— WHAT IS ASKED —
From the entries below, pull out each line where "huyện" appears.

— PROVIDED DATA —

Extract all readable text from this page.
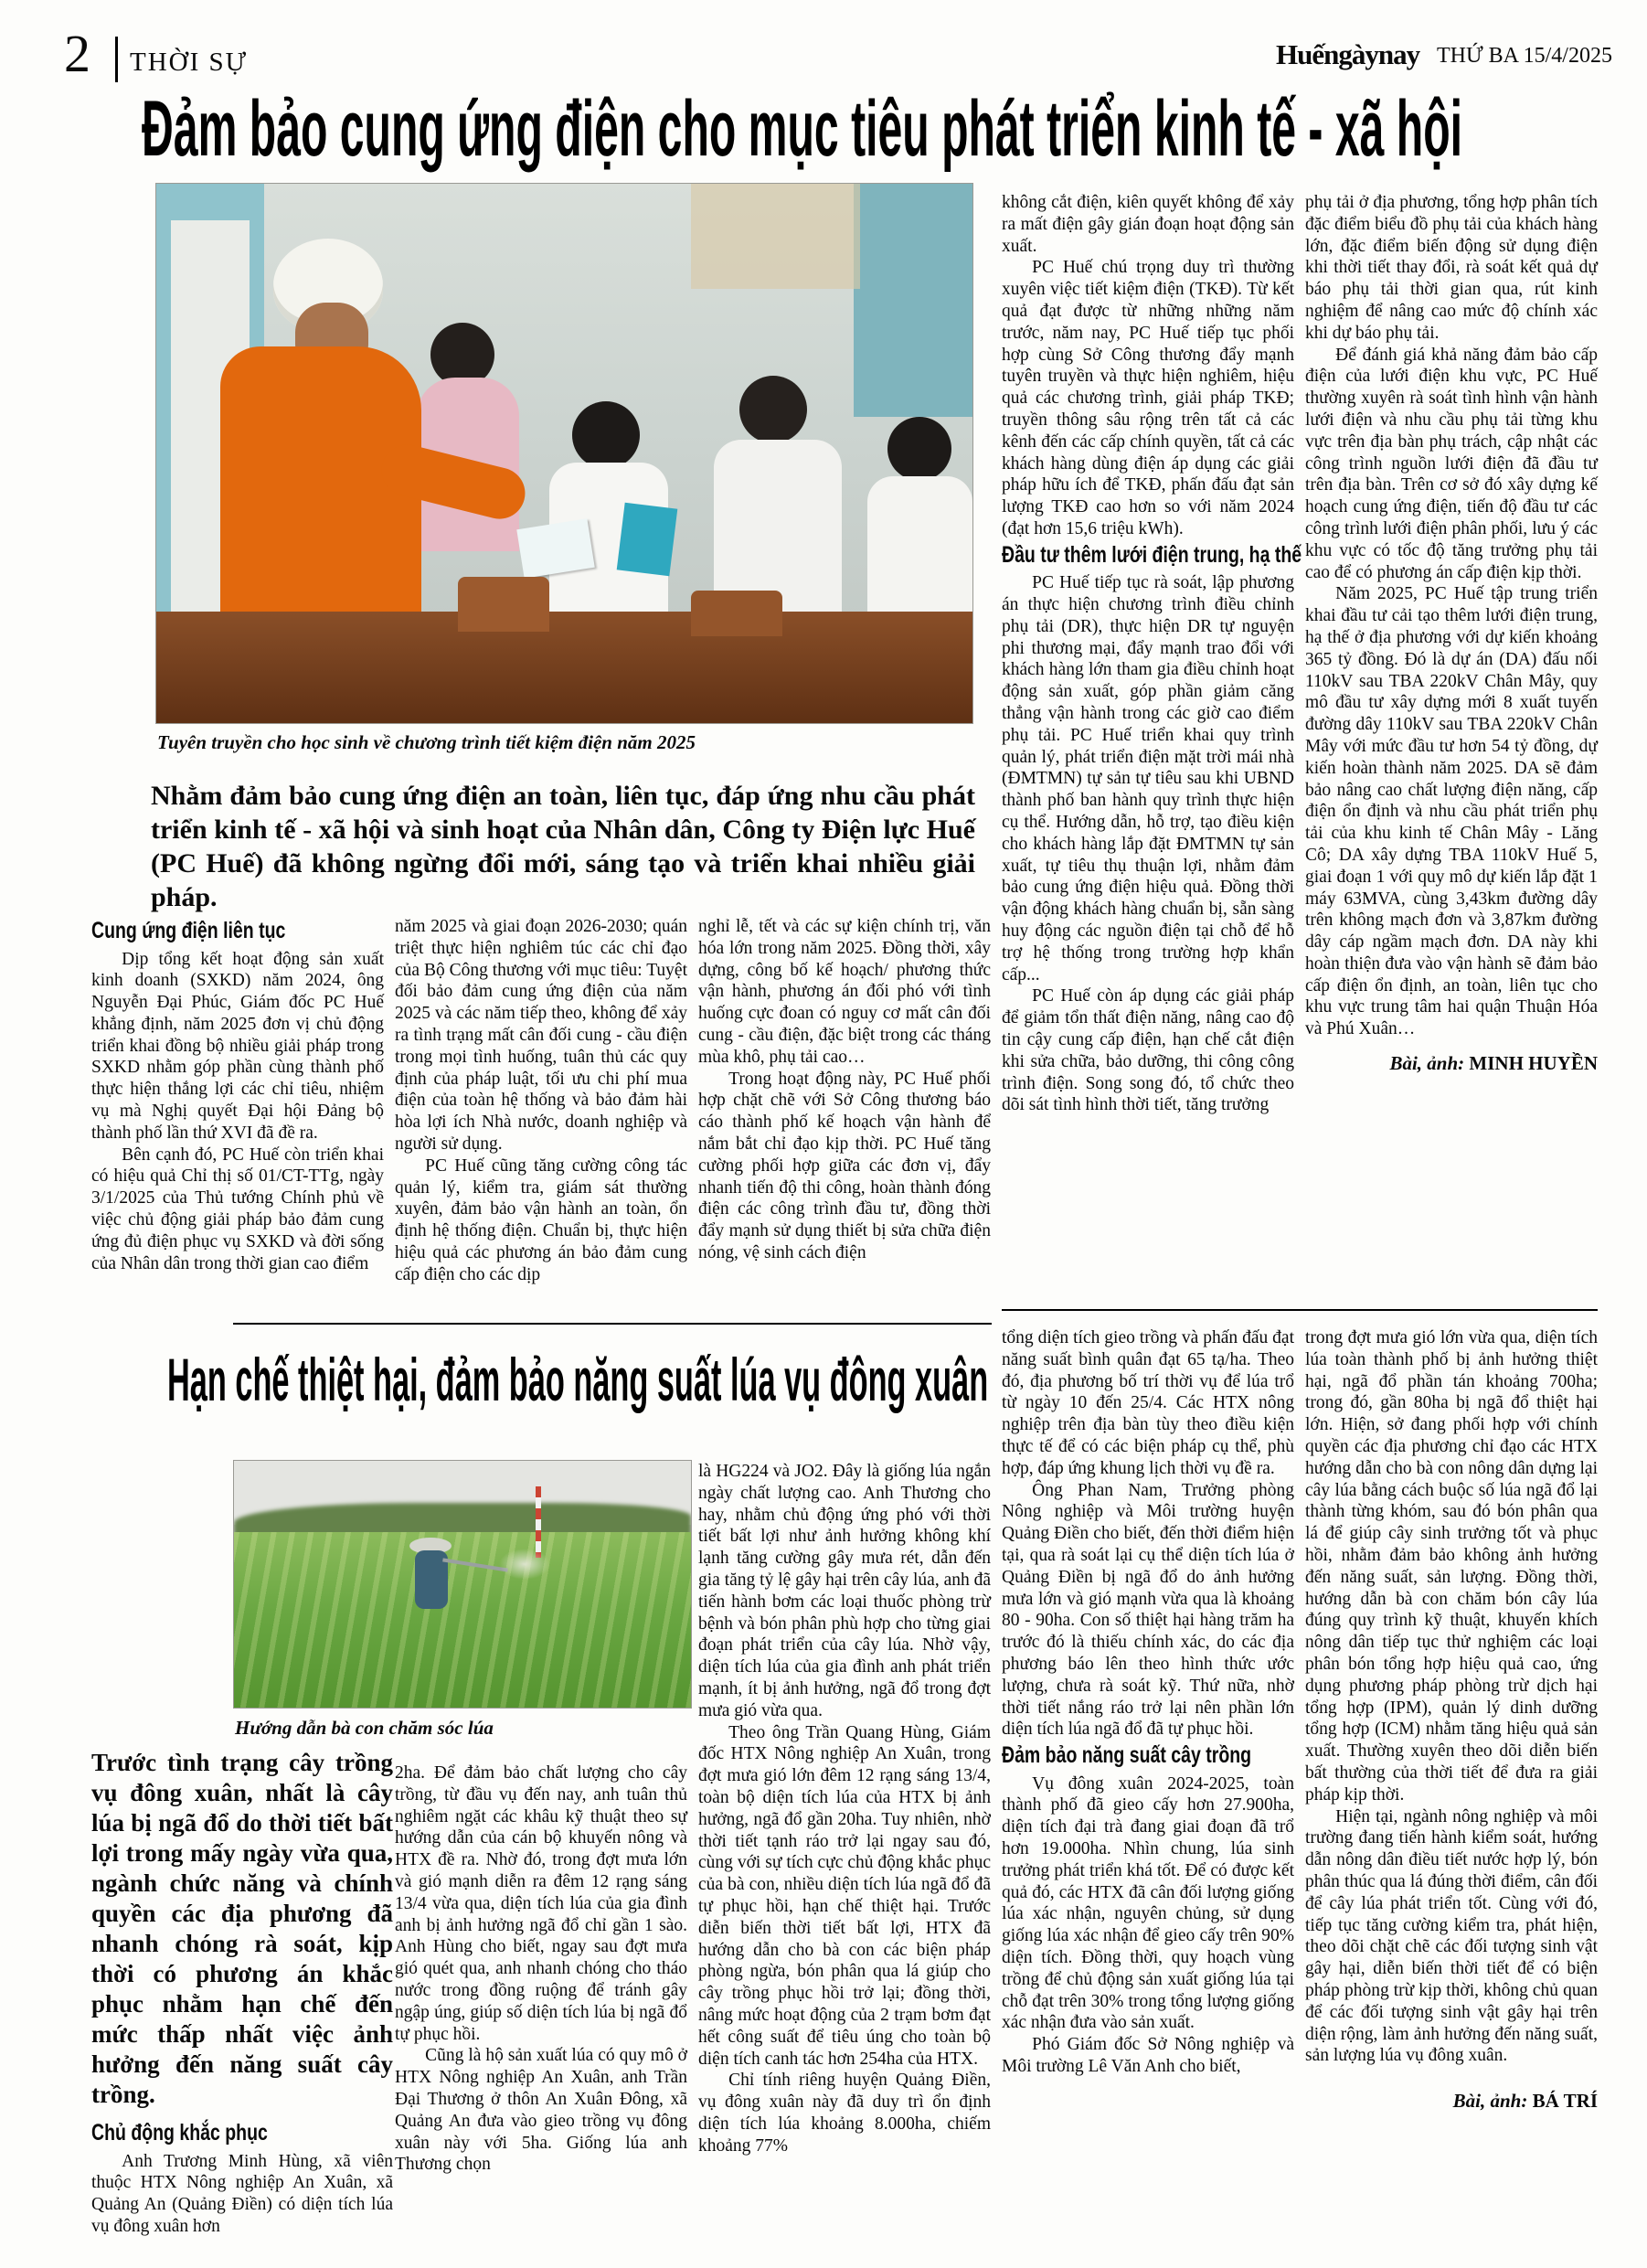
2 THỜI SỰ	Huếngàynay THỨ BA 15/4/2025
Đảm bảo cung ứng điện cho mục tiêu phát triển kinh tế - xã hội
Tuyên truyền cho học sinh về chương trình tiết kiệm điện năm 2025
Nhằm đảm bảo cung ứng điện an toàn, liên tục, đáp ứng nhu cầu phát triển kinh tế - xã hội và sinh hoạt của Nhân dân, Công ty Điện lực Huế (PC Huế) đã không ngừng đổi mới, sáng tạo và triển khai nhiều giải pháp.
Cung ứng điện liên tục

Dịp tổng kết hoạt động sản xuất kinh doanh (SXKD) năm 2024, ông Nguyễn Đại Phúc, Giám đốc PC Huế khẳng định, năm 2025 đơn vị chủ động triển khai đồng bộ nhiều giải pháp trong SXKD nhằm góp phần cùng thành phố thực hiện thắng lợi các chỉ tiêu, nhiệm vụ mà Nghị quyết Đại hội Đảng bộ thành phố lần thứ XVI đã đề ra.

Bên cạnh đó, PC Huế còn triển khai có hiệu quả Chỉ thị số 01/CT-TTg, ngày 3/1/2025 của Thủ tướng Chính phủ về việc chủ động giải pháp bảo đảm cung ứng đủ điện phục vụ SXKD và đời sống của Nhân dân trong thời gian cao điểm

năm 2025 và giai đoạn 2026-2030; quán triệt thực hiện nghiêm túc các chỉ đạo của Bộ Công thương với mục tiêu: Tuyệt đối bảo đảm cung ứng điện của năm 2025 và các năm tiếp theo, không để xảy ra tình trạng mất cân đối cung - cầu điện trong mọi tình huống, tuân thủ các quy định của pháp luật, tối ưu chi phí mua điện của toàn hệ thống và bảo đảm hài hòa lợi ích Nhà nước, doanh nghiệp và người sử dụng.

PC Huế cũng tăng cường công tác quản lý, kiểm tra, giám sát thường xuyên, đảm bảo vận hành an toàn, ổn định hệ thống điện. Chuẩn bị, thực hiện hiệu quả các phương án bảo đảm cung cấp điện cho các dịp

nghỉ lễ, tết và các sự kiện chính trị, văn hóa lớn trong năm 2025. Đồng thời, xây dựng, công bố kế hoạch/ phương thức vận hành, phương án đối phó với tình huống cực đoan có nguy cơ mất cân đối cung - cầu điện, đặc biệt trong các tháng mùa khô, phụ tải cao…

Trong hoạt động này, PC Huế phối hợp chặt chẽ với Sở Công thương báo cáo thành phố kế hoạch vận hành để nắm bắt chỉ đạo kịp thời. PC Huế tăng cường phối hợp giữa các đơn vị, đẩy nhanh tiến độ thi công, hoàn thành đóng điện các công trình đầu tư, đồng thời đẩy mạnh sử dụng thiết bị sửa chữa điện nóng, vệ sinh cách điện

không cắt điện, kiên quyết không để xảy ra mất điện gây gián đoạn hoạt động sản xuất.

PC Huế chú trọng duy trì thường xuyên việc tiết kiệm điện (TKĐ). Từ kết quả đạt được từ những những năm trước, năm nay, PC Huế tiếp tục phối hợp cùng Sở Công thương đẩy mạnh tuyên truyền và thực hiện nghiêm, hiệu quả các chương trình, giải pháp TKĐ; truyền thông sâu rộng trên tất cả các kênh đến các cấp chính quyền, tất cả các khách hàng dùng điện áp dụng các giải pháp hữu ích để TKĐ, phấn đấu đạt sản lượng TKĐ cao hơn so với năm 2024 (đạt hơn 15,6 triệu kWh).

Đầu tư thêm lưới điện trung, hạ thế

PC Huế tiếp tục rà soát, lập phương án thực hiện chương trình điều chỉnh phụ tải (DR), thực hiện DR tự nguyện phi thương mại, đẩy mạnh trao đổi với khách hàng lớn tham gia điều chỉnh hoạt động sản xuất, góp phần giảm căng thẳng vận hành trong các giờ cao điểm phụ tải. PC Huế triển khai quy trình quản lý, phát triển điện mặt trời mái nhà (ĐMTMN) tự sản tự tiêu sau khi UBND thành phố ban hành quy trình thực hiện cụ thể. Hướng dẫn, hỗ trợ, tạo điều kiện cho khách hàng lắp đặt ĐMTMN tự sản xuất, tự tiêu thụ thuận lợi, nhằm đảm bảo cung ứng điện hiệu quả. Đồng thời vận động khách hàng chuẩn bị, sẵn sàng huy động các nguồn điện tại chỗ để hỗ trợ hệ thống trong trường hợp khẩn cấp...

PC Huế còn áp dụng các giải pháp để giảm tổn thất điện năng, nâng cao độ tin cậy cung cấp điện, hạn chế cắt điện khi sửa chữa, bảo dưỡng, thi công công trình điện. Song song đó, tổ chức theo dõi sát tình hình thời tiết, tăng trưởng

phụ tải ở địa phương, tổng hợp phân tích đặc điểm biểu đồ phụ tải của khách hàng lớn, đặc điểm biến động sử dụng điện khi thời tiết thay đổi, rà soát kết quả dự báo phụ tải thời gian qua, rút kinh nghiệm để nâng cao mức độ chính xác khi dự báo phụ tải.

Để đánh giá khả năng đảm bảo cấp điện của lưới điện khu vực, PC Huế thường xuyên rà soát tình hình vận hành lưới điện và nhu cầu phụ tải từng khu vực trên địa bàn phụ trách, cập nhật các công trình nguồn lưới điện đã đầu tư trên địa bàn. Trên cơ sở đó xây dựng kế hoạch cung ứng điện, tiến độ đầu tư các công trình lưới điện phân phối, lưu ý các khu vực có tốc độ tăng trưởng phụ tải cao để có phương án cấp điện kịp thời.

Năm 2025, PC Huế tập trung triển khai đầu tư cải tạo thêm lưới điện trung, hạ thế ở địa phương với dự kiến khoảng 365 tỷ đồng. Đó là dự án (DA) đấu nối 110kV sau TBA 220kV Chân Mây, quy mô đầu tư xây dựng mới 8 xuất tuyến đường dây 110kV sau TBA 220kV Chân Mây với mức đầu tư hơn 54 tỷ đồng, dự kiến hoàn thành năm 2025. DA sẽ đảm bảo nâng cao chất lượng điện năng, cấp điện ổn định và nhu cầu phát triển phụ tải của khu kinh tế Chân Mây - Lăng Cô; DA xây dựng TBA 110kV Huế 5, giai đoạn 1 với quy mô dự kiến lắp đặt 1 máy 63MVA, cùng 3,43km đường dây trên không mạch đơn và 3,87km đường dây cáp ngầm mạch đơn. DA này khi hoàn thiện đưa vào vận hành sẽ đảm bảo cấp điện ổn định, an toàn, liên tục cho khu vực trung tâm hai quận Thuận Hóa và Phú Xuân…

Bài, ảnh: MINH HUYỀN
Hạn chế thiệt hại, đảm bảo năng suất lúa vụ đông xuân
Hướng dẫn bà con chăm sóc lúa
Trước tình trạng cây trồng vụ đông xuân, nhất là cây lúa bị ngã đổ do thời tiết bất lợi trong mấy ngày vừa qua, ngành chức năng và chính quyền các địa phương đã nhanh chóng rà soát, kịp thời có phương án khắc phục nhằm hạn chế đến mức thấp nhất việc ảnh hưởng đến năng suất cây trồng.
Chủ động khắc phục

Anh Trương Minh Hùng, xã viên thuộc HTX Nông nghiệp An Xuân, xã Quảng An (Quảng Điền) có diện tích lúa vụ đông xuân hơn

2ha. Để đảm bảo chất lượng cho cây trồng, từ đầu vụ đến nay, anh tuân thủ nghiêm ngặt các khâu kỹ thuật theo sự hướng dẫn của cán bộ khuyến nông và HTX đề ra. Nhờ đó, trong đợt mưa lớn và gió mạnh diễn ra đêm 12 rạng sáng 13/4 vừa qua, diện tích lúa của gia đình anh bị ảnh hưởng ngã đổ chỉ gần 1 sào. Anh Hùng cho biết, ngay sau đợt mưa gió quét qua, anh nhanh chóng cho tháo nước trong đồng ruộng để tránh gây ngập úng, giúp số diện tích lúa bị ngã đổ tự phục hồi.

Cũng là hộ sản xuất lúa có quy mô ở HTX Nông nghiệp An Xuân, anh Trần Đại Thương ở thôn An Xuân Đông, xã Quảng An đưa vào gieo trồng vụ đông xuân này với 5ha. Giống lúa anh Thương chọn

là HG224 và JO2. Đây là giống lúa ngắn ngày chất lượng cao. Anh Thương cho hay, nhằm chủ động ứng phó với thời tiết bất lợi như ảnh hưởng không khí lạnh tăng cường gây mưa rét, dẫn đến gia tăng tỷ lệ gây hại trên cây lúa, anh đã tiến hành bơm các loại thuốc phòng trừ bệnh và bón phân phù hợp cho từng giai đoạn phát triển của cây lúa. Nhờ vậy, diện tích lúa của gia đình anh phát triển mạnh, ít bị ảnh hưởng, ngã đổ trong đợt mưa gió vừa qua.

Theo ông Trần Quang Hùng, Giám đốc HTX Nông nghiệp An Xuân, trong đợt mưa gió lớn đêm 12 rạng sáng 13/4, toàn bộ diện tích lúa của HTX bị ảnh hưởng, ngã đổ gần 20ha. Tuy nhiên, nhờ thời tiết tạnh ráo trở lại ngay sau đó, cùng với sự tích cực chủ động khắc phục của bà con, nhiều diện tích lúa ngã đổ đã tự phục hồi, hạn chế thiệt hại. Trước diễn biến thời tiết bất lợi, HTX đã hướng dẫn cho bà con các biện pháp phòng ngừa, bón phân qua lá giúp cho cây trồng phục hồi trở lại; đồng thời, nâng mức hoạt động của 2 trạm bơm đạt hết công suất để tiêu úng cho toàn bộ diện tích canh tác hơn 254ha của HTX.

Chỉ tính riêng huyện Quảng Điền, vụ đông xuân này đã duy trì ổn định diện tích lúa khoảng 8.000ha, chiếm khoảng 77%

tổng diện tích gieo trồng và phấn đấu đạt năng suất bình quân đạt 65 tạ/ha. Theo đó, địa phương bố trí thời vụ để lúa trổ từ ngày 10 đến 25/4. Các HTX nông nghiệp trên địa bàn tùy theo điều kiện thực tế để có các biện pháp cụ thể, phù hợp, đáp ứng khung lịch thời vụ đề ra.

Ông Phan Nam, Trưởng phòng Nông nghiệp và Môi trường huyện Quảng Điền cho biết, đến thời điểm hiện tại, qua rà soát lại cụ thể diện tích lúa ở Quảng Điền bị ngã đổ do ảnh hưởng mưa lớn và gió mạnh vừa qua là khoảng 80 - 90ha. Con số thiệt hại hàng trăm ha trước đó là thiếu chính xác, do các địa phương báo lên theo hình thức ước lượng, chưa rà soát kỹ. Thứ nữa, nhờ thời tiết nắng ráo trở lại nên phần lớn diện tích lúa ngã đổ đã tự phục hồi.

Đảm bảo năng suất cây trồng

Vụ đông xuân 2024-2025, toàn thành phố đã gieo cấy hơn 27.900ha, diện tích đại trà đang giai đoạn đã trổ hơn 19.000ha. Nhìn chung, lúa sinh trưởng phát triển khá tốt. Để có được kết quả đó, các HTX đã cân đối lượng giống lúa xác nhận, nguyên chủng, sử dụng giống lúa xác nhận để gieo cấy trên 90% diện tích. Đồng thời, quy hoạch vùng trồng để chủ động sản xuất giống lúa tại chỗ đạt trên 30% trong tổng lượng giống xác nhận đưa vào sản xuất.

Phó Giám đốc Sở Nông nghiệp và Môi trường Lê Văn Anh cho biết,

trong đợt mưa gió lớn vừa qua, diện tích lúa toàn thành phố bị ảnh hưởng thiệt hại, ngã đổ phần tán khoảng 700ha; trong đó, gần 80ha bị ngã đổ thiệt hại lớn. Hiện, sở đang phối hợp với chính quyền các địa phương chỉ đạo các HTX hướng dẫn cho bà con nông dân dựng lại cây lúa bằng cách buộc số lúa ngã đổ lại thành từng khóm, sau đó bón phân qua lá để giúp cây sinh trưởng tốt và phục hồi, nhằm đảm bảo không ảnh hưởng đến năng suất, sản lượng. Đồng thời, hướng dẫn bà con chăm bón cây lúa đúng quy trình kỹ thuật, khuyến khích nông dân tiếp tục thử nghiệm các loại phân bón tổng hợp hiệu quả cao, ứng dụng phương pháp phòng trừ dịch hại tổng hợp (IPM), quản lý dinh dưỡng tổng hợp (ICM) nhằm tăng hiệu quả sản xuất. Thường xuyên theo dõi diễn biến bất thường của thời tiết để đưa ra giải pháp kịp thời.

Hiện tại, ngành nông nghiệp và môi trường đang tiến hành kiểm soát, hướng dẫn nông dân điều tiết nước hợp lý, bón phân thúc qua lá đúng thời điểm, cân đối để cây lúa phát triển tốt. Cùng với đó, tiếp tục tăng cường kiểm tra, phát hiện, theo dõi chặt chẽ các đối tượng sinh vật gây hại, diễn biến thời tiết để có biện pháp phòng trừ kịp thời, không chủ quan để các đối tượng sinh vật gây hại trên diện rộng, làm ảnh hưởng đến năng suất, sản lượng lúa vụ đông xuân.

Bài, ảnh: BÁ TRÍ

— RESPONSE TO THE TASK —
Chỉ tính riêng huyện Quảng Điền, vụ đông xuân này đã duy trì ổn định diện tích lúa khoảng 8.000ha, chiếm khoảng 77%
Ông Phan Nam, Trưởng phòng Nông nghiệp và Môi trường huyện Quảng Điền cho biết, đến thời điểm hiện tại, qua rà soát lại cụ thể diện tích lúa ở Quảng Điền bị ngã đổ do ảnh hưởng mưa lớn và gió mạnh vừa qua là khoảng 80 - 90ha. Con số thiệt hại hàng trăm ha trước đó là thiếu chính xác, do các địa phương báo lên theo hình thức ước lượng, chưa rà soát kỹ. Thứ nữa, nhờ thời tiết nắng ráo trở lại nên phần lớn diện tích lúa ngã đổ đã tự phục hồi.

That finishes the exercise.